DATA EXCERPTS:
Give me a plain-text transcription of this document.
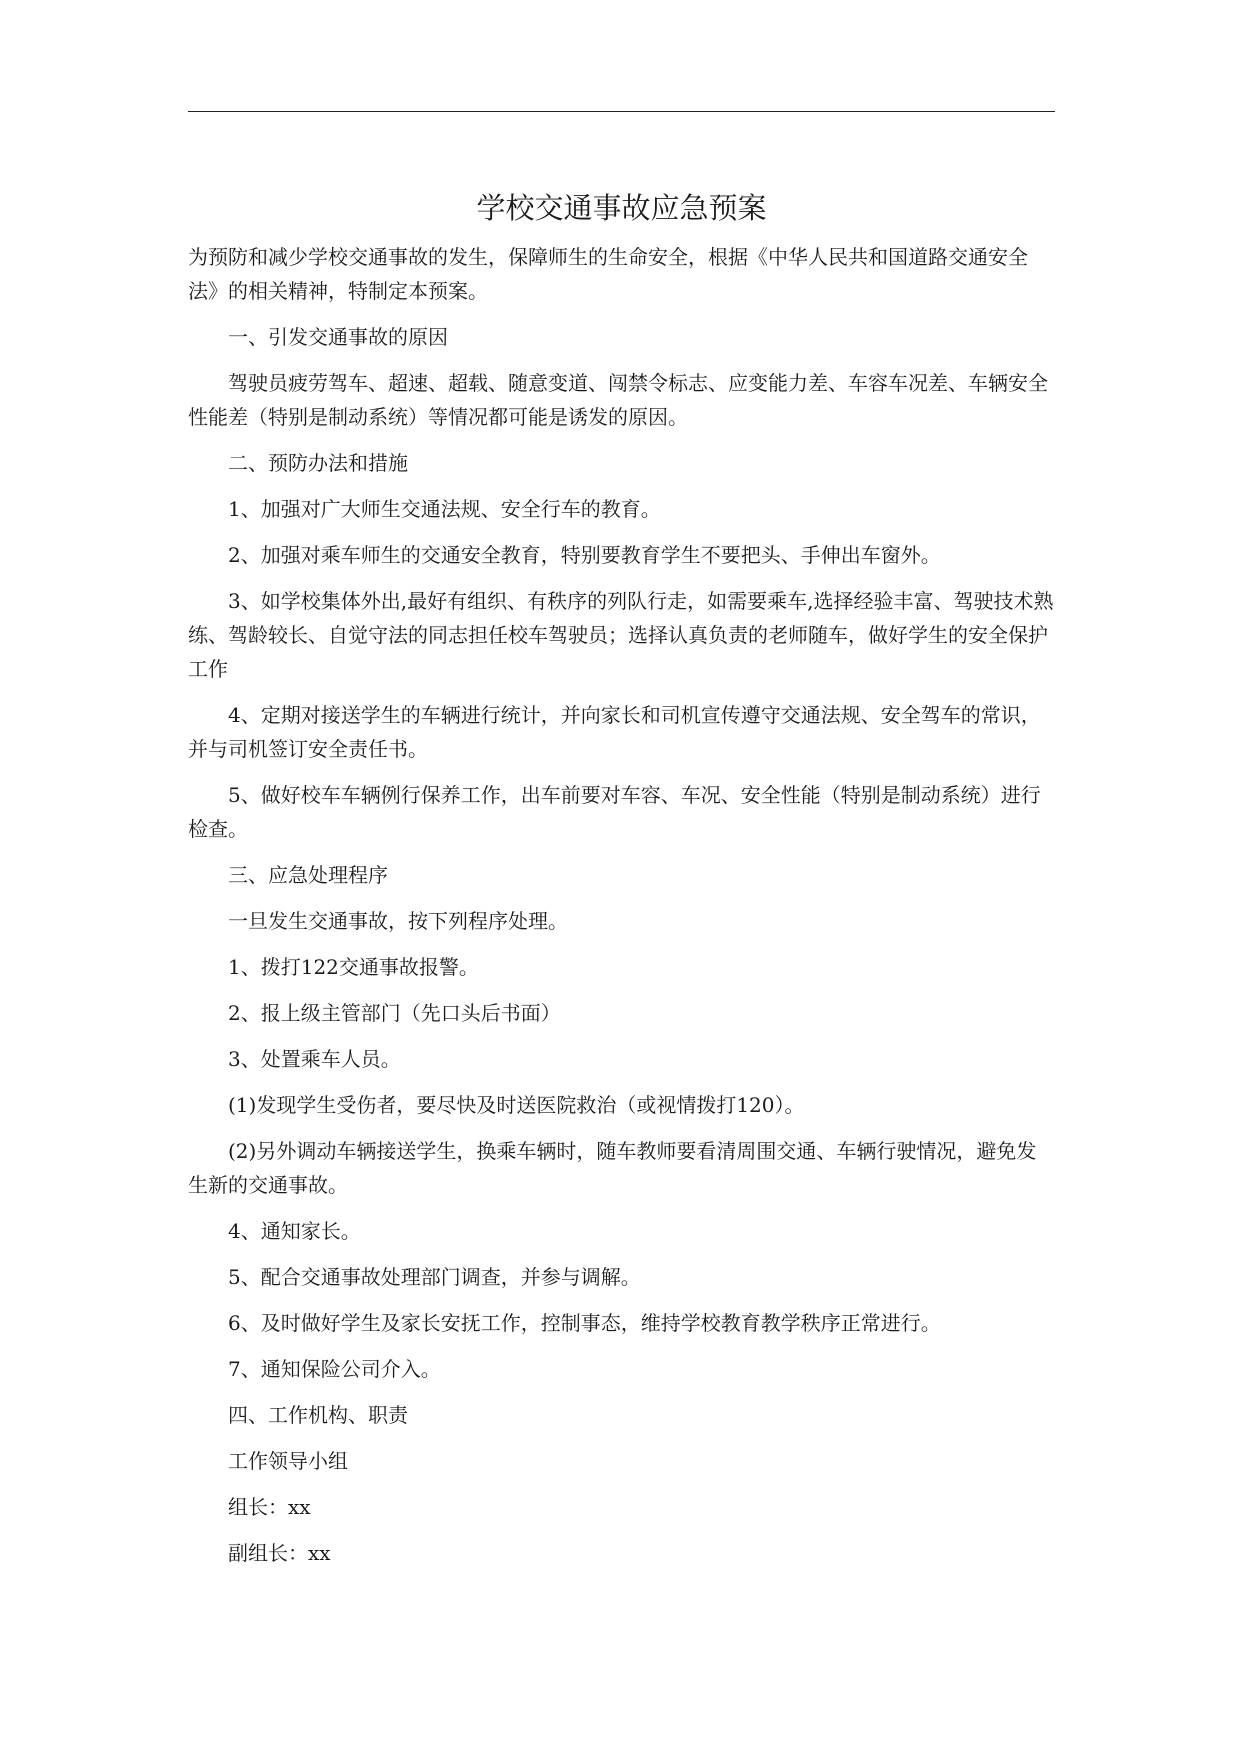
学校交通事故应急预案

为预防和减少学校交通事故的发生，保障师生的生命安全，根据《中华人民共和国道路交通安全法》的相关精神，特制定本预案。

一、引发交通事故的原因

驾驶员疲劳驾车、超速、超载、随意变道、闯禁令标志、应变能力差、车容车况差、车辆安全性能差（特别是制动系统）等情况都可能是诱发的原因。

二、预防办法和措施

1、加强对广大师生交通法规、安全行车的教育。

2、加强对乘车师生的交通安全教育，特别要教育学生不要把头、手伸出车窗外。

3、如学校集体外出,最好有组织、有秩序的列队行走，如需要乘车,选择经验丰富、驾驶技术熟练、驾龄较长、自觉守法的同志担任校车驾驶员；选择认真负责的老师随车，做好学生的安全保护工作

4、定期对接送学生的车辆进行统计，并向家长和司机宣传遵守交通法规、安全驾车的常识，并与司机签订安全责任书。

5、做好校车车辆例行保养工作，出车前要对车容、车况、安全性能（特别是制动系统）进行检查。

三、应急处理程序

一旦发生交通事故，按下列程序处理。

1、拨打122交通事故报警。

2、报上级主管部门（先口头后书面）

3、处置乘车人员。

(1)发现学生受伤者，要尽快及时送医院救治（或视情拨打120）。

(2)另外调动车辆接送学生，换乘车辆时，随车教师要看清周围交通、车辆行驶情况，避免发生新的交通事故。

4、通知家长。

5、配合交通事故处理部门调查，并参与调解。

6、及时做好学生及家长安抚工作，控制事态，维持学校教育教学秩序正常进行。

7、通知保险公司介入。

四、工作机构、职责

工作领导小组

组长：xx

副组长：xx
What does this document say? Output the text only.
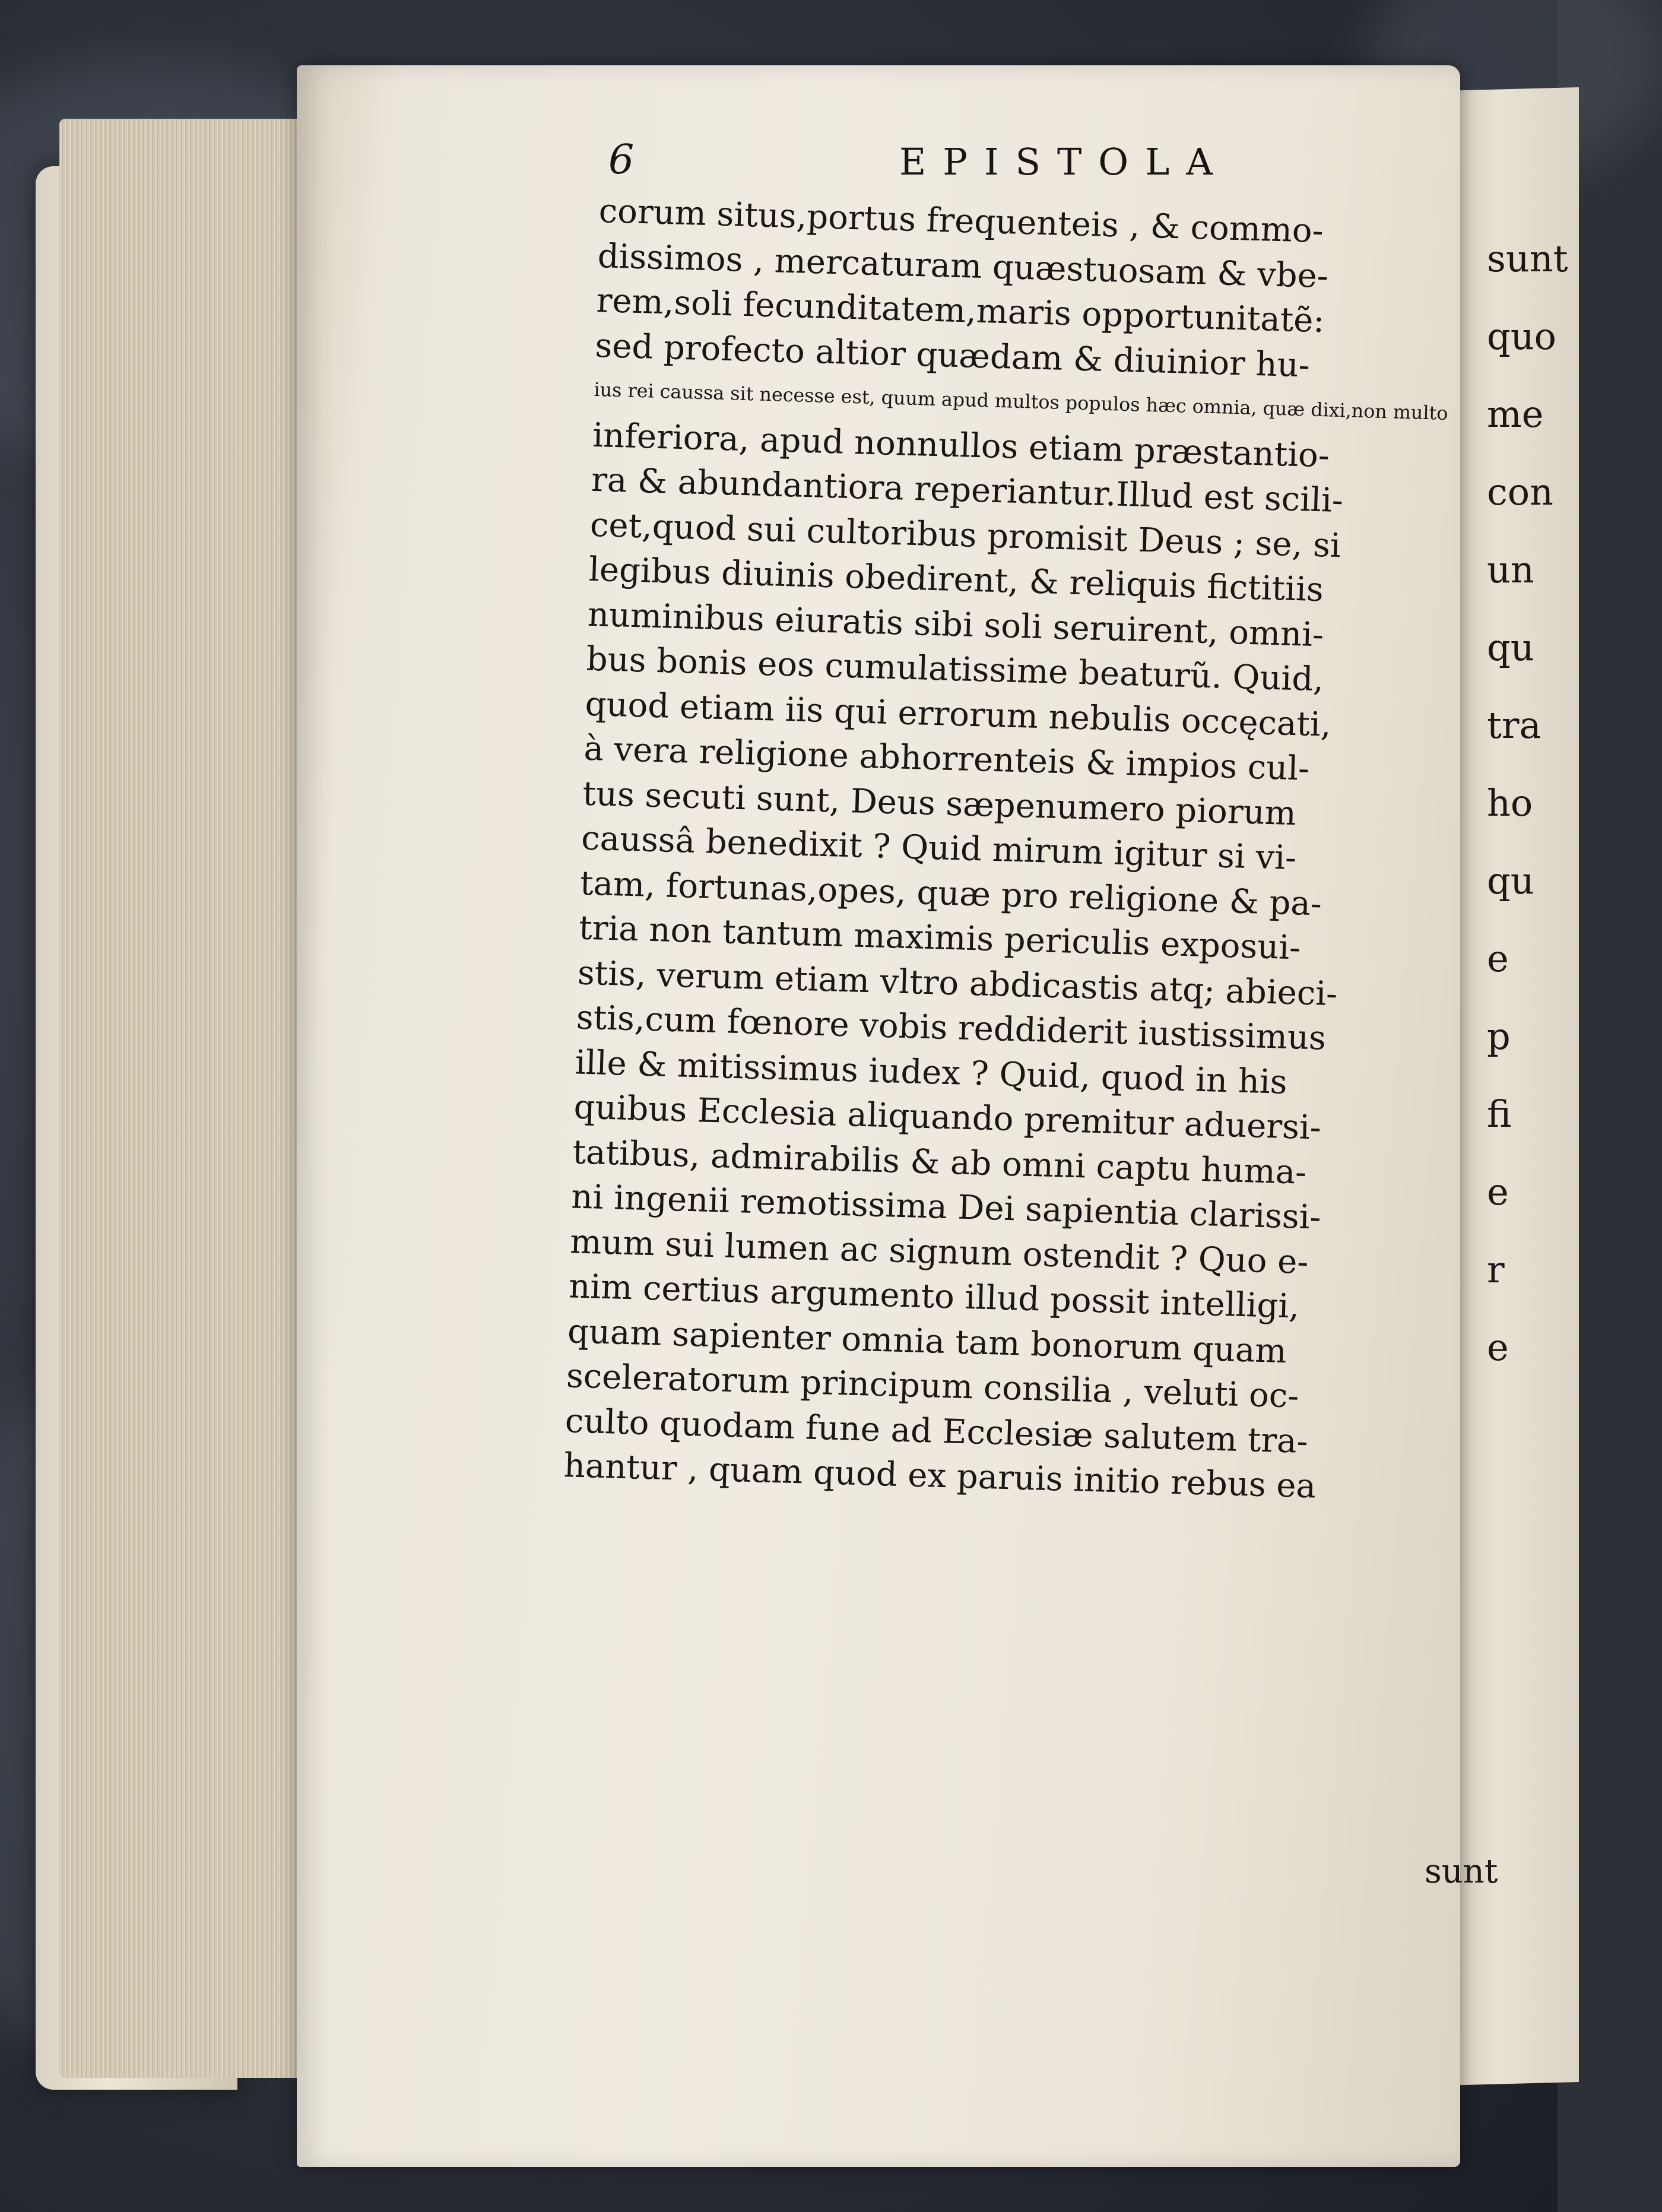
sunt
quo
me
con
un
qu
tra
ho
qu
e
p
fi
e
r
e
6	EPISTOLA
corum situs,portus frequenteis , & commo-
dissimos , mercaturam quæstuosam & vbe-
rem,soli fecunditatem,maris opportunitatẽ:
sed profecto altior quædam & diuinior hu-
ius rei caussa sit necesse est, quum apud multos populos hæc omnia, quæ dixi,non multo
inferiora, apud nonnullos etiam præstantio-
ra & abundantiora reperiantur.Illud est scili-
cet,quod sui cultoribus promisit Deus ; se, si
legibus diuinis obedirent, & reliquis fictitiis
numinibus eiuratis sibi soli seruirent, omni-
bus bonis eos cumulatissime beaturũ. Quid,
quod etiam iis qui errorum nebulis occęcati,
à vera religione abhorrenteis & impios cul-
tus secuti sunt, Deus sæpenumero piorum
caussâ benedixit ? Quid mirum igitur si vi-
tam, fortunas,opes, quæ pro religione & pa-
tria non tantum maximis periculis exposui-
stis, verum etiam vltro abdicastis atq; abieci-
stis,cum fœnore vobis reddiderit iustissimus
ille & mitissimus iudex ? Quid, quod in his
quibus Ecclesia aliquando premitur aduersi-
tatibus, admirabilis & ab omni captu huma-
ni ingenii remotissima Dei sapientia clarissi-
mum sui lumen ac signum ostendit ? Quo e-
nim certius argumento illud possit intelligi,
quam sapienter omnia tam bonorum quam
sceleratorum principum consilia , veluti oc-
culto quodam fune ad Ecclesiæ salutem tra-
hantur , quam quod ex paruis initio rebus ea
sunt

THE TASK:
Go to the line containing "What does this", then write out word for word every line from there to the end of the listing. Keep both end lines and drop the pictures.

THE OUTPUT:
What does this document say? Output the text only.
sunt
quo
me
con
un
qu
tra
ho
qu
e
p
fi
e
r
e
6	EPISTOLA
corum situs,portus frequenteis , & commo-
dissimos , mercaturam quæstuosam & vbe-
rem,soli fecunditatem,maris opportunitatẽ:
sed profecto altior quædam & diuinior hu-
ius rei caussa sit necesse est, quum apud multos populos hæc omnia, quæ dixi,non multo
inferiora, apud nonnullos etiam præstantio-
ra & abundantiora reperiantur.Illud est scili-
cet,quod sui cultoribus promisit Deus ; se, si
legibus diuinis obedirent, & reliquis fictitiis
numinibus eiuratis sibi soli seruirent, omni-
bus bonis eos cumulatissime beaturũ. Quid,
quod etiam iis qui errorum nebulis occęcati,
à vera religione abhorrenteis & impios cul-
tus secuti sunt, Deus sæpenumero piorum
caussâ benedixit ? Quid mirum igitur si vi-
tam, fortunas,opes, quæ pro religione & pa-
tria non tantum maximis periculis exposui-
stis, verum etiam vltro abdicastis atq; abieci-
stis,cum fœnore vobis reddiderit iustissimus
ille & mitissimus iudex ? Quid, quod in his
quibus Ecclesia aliquando premitur aduersi-
tatibus, admirabilis & ab omni captu huma-
ni ingenii remotissima Dei sapientia clarissi-
mum sui lumen ac signum ostendit ? Quo e-
nim certius argumento illud possit intelligi,
quam sapienter omnia tam bonorum quam
sceleratorum principum consilia , veluti oc-
culto quodam fune ad Ecclesiæ salutem tra-
hantur , quam quod ex paruis initio rebus ea
sunt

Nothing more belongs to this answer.